● **Instructions for the task**:
All of the data needs to be repeated exactly.

········

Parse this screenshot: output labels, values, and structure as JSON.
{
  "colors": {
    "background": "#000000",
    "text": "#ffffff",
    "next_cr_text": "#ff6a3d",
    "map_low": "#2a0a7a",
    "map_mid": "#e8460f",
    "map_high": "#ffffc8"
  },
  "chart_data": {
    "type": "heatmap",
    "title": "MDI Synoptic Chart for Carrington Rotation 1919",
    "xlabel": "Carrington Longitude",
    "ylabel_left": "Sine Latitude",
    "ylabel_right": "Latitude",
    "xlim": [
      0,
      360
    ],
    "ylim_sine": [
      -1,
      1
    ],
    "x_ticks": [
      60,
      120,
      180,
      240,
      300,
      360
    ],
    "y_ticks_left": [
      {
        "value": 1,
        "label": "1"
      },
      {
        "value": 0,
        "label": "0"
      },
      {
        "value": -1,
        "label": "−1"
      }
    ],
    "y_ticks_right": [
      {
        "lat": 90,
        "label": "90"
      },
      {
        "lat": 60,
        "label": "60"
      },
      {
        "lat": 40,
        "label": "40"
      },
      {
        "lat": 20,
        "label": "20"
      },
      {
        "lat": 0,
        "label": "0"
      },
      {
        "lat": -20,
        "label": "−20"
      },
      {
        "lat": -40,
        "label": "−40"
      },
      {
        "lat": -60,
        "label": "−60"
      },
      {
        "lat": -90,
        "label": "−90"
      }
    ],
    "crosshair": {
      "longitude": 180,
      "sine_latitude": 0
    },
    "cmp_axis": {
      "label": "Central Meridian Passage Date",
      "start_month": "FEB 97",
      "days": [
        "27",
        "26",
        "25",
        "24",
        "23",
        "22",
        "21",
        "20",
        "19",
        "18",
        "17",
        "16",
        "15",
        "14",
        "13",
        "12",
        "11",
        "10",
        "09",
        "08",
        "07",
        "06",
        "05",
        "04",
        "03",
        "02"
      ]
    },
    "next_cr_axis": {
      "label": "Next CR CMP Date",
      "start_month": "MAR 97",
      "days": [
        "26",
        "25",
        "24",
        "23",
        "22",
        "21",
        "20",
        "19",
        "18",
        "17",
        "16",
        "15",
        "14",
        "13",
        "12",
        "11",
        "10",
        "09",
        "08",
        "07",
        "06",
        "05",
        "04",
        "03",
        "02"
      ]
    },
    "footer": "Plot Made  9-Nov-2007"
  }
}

········

● **Solution below**:
Parse this screenshot: output labels, values, and structure as JSON.
{
  "colors": {
    "background": "#000000",
    "text": "#ffffff",
    "next_cr_text": "#ff6a3d",
    "map_low": "#2a0a7a",
    "map_mid": "#e8460f",
    "map_high": "#ffffc8"
  },
  "chart_data": {
    "type": "heatmap",
    "title": "MDI Synoptic Chart for Carrington Rotation 1919",
    "xlabel": "Carrington Longitude",
    "ylabel_left": "Sine Latitude",
    "ylabel_right": "Latitude",
    "xlim": [
      0,
      360
    ],
    "ylim_sine": [
      -1,
      1
    ],
    "x_ticks": [
      60,
      120,
      180,
      240,
      300,
      360
    ],
    "y_ticks_left": [
      {
        "value": 1,
        "label": "1"
      },
      {
        "value": 0,
        "label": "0"
      },
      {
        "value": -1,
        "label": "−1"
      }
    ],
    "y_ticks_right": [
      {
        "lat": 90,
        "label": "90"
      },
      {
        "lat": 60,
        "label": "60"
      },
      {
        "lat": 40,
        "label": "40"
      },
      {
        "lat": 20,
        "label": "20"
      },
      {
        "lat": 0,
        "label": "0"
      },
      {
        "lat": -20,
        "label": "−20"
      },
      {
        "lat": -40,
        "label": "−40"
      },
      {
        "lat": -60,
        "label": "−60"
      },
      {
        "lat": -90,
        "label": "−90"
      }
    ],
    "crosshair": {
      "longitude": 180,
      "sine_latitude": 0
    },
    "cmp_axis": {
      "label": "Central Meridian Passage Date",
      "start_month": "FEB 97",
      "days": [
        "27",
        "26",
        "25",
        "24",
        "23",
        "22",
        "21",
        "20",
        "19",
        "18",
        "17",
        "16",
        "15",
        "14",
        "13",
        "12",
        "11",
        "10",
        "09",
        "08",
        "07",
        "06",
        "05",
        "04",
        "03",
        "02"
      ]
    },
    "next_cr_axis": {
      "label": "Next CR CMP Date",
      "start_month": "MAR 97",
      "days": [
        "26",
        "25",
        "24",
        "23",
        "22",
        "21",
        "20",
        "19",
        "18",
        "17",
        "16",
        "15",
        "14",
        "13",
        "12",
        "11",
        "10",
        "09",
        "08",
        "07",
        "06",
        "05",
        "04",
        "03",
        "02"
      ]
    },
    "footer": "Plot Made  9-Nov-2007"
  }
}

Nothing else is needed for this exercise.